Work instructions: Check every line of the entries below for the word "معرض", and copy the ones that have it.

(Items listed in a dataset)
----------
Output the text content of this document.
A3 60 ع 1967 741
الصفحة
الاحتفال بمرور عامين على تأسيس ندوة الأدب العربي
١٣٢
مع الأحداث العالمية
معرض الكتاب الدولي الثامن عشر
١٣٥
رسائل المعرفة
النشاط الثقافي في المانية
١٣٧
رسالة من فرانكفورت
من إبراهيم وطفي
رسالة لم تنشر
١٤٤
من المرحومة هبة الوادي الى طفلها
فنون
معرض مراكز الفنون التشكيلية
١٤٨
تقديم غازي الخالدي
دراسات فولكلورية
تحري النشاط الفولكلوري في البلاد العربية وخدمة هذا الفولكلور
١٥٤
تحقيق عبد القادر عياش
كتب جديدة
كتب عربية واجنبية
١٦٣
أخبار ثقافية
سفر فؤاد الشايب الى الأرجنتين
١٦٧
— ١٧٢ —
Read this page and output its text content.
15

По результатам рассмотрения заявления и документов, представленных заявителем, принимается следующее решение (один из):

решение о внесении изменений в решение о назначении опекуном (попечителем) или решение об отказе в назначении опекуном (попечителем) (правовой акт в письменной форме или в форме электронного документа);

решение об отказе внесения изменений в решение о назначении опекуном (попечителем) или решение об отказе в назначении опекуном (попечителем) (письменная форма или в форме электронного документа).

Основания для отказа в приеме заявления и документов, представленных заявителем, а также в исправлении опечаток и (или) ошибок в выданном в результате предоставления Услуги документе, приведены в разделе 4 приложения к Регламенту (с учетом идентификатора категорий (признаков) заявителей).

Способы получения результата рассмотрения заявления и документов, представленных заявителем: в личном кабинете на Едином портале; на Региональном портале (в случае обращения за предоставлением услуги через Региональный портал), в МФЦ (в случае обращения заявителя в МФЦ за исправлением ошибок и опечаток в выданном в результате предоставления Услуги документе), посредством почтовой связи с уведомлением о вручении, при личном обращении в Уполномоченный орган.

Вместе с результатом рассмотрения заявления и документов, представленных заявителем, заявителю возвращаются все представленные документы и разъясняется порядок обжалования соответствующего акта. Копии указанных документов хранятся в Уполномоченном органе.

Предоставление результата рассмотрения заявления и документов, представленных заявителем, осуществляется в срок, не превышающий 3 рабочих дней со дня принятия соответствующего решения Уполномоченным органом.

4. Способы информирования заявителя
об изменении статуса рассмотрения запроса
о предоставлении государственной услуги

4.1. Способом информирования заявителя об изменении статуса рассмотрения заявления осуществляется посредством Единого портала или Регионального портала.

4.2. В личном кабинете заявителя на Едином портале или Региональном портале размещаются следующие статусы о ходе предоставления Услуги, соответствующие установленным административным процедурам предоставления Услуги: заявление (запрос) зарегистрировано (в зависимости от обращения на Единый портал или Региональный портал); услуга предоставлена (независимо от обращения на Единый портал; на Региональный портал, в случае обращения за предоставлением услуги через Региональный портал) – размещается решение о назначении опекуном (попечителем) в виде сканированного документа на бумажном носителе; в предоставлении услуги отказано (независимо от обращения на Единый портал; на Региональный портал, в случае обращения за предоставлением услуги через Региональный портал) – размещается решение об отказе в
----------
Exercise solution:
معرض الكتاب الدولي الثامن عشر
معرض مراكز الفنون التشكيلية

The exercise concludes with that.